* begin RAW DATA *

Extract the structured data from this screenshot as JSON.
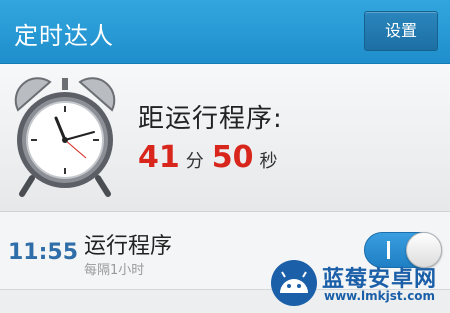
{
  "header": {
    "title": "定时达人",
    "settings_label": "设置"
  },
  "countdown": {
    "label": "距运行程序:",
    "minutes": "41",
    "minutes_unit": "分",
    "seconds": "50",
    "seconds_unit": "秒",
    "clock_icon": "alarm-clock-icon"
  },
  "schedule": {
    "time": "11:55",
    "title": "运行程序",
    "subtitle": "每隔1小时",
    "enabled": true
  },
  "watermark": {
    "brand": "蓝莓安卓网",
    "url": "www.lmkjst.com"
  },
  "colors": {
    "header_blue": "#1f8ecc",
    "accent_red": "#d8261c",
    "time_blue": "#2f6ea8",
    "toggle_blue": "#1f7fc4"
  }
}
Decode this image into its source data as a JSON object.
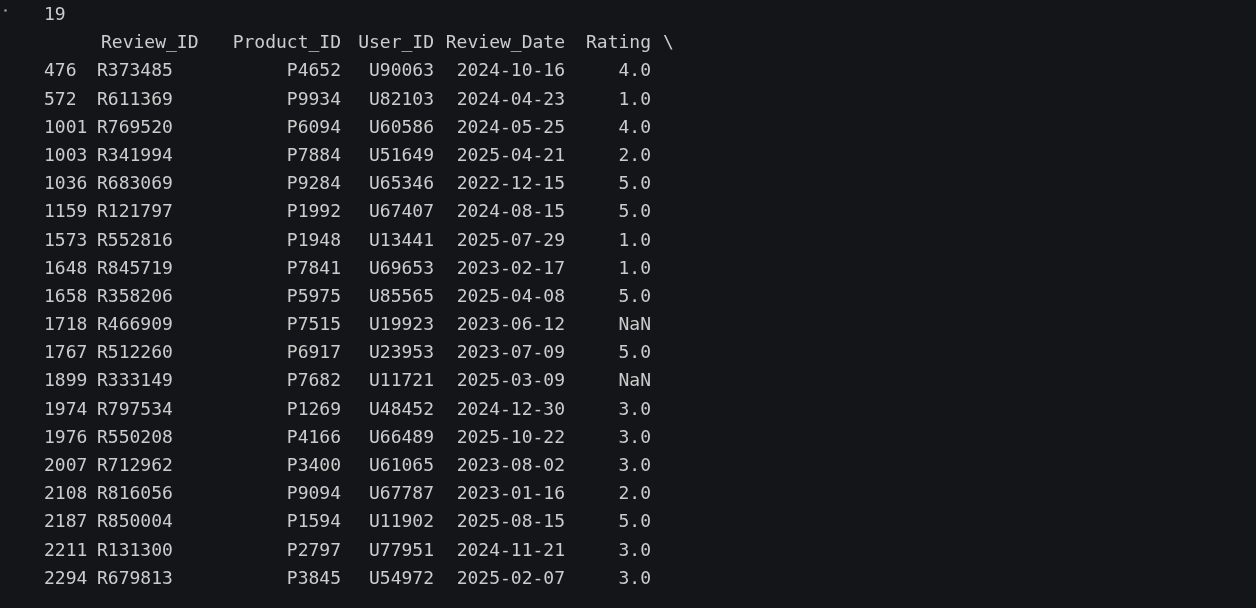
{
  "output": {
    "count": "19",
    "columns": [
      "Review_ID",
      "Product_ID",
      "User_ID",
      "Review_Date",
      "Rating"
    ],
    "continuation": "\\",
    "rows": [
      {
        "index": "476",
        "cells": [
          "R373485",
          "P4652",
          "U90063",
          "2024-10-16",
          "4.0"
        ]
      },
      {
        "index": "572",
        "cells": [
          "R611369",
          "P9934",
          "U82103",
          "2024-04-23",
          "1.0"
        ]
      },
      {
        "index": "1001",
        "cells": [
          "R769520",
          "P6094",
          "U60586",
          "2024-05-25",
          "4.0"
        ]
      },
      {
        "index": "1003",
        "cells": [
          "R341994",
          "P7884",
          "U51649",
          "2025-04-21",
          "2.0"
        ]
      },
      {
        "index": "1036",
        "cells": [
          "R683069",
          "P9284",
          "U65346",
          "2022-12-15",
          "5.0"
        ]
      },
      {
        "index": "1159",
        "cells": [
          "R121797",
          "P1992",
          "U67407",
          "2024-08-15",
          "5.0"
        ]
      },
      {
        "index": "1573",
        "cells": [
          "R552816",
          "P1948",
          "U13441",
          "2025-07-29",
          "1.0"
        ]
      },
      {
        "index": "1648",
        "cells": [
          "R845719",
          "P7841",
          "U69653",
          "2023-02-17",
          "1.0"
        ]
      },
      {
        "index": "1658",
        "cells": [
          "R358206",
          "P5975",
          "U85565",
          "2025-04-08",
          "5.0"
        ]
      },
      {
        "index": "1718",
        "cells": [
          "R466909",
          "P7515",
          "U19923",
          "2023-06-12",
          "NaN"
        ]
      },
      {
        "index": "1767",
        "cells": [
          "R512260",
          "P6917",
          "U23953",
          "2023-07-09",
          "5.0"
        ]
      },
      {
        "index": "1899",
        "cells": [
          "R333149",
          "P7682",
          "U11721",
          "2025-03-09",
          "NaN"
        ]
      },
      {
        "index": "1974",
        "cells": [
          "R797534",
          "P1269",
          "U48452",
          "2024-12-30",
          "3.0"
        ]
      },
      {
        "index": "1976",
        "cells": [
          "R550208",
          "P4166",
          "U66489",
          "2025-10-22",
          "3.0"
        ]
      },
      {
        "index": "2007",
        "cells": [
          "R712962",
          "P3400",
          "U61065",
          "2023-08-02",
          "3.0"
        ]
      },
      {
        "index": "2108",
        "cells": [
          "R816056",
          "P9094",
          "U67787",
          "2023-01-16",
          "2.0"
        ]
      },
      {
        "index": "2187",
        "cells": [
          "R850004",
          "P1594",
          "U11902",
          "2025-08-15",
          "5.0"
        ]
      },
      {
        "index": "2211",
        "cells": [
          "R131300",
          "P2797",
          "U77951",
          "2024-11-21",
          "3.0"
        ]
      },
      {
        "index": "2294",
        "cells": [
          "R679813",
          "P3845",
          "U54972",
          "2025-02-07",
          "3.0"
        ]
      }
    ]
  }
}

* end RAW DATA *

• YOUR OBJECTIVE
Give every line above again exactly, with no pictures.

• RESULT OF THE TASK
Extract the structured data from this screenshot as JSON.
{
  "header": {
    "title": "定时达人",
    "settings_label": "设置"
  },
  "countdown": {
    "label": "距运行程序:",
    "minutes": "41",
    "minutes_unit": "分",
    "seconds": "50",
    "seconds_unit": "秒",
    "clock_icon": "alarm-clock-icon"
  },
  "schedule": {
    "time": "11:55",
    "title": "运行程序",
    "subtitle": "每隔1小时",
    "enabled": true
  },
  "watermark": {
    "brand": "蓝莓安卓网",
    "url": "www.lmkjst.com"
  },
  "colors": {
    "header_blue": "#1f8ecc",
    "accent_red": "#d8261c",
    "time_blue": "#2f6ea8",
    "toggle_blue": "#1f7fc4"
  }
}
Decode this image into its source data as a JSON object.
{
  "output": {
    "count": "19",
    "columns": [
      "Review_ID",
      "Product_ID",
      "User_ID",
      "Review_Date",
      "Rating"
    ],
    "continuation": "\\",
    "rows": [
      {
        "index": "476",
        "cells": [
          "R373485",
          "P4652",
          "U90063",
          "2024-10-16",
          "4.0"
        ]
      },
      {
        "index": "572",
        "cells": [
          "R611369",
          "P9934",
          "U82103",
          "2024-04-23",
          "1.0"
        ]
      },
      {
        "index": "1001",
        "cells": [
          "R769520",
          "P6094",
          "U60586",
          "2024-05-25",
          "4.0"
        ]
      },
      {
        "index": "1003",
        "cells": [
          "R341994",
          "P7884",
          "U51649",
          "2025-04-21",
          "2.0"
        ]
      },
      {
        "index": "1036",
        "cells": [
          "R683069",
          "P9284",
          "U65346",
          "2022-12-15",
          "5.0"
        ]
      },
      {
        "index": "1159",
        "cells": [
          "R121797",
          "P1992",
          "U67407",
          "2024-08-15",
          "5.0"
        ]
      },
      {
        "index": "1573",
        "cells": [
          "R552816",
          "P1948",
          "U13441",
          "2025-07-29",
          "1.0"
        ]
      },
      {
        "index": "1648",
        "cells": [
          "R845719",
          "P7841",
          "U69653",
          "2023-02-17",
          "1.0"
        ]
      },
      {
        "index": "1658",
        "cells": [
          "R358206",
          "P5975",
          "U85565",
          "2025-04-08",
          "5.0"
        ]
      },
      {
        "index": "1718",
        "cells": [
          "R466909",
          "P7515",
          "U19923",
          "2023-06-12",
          "NaN"
        ]
      },
      {
        "index": "1767",
        "cells": [
          "R512260",
          "P6917",
          "U23953",
          "2023-07-09",
          "5.0"
        ]
      },
      {
        "index": "1899",
        "cells": [
          "R333149",
          "P7682",
          "U11721",
          "2025-03-09",
          "NaN"
        ]
      },
      {
        "index": "1974",
        "cells": [
          "R797534",
          "P1269",
          "U48452",
          "2024-12-30",
          "3.0"
        ]
      },
      {
        "index": "1976",
        "cells": [
          "R550208",
          "P4166",
          "U66489",
          "2025-10-22",
          "3.0"
        ]
      },
      {
        "index": "2007",
        "cells": [
          "R712962",
          "P3400",
          "U61065",
          "2023-08-02",
          "3.0"
        ]
      },
      {
        "index": "2108",
        "cells": [
          "R816056",
          "P9094",
          "U67787",
          "2023-01-16",
          "2.0"
        ]
      },
      {
        "index": "2187",
        "cells": [
          "R850004",
          "P1594",
          "U11902",
          "2025-08-15",
          "5.0"
        ]
      },
      {
        "index": "2211",
        "cells": [
          "R131300",
          "P2797",
          "U77951",
          "2024-11-21",
          "3.0"
        ]
      },
      {
        "index": "2294",
        "cells": [
          "R679813",
          "P3845",
          "U54972",
          "2025-02-07",
          "3.0"
        ]
      }
    ]
  }
}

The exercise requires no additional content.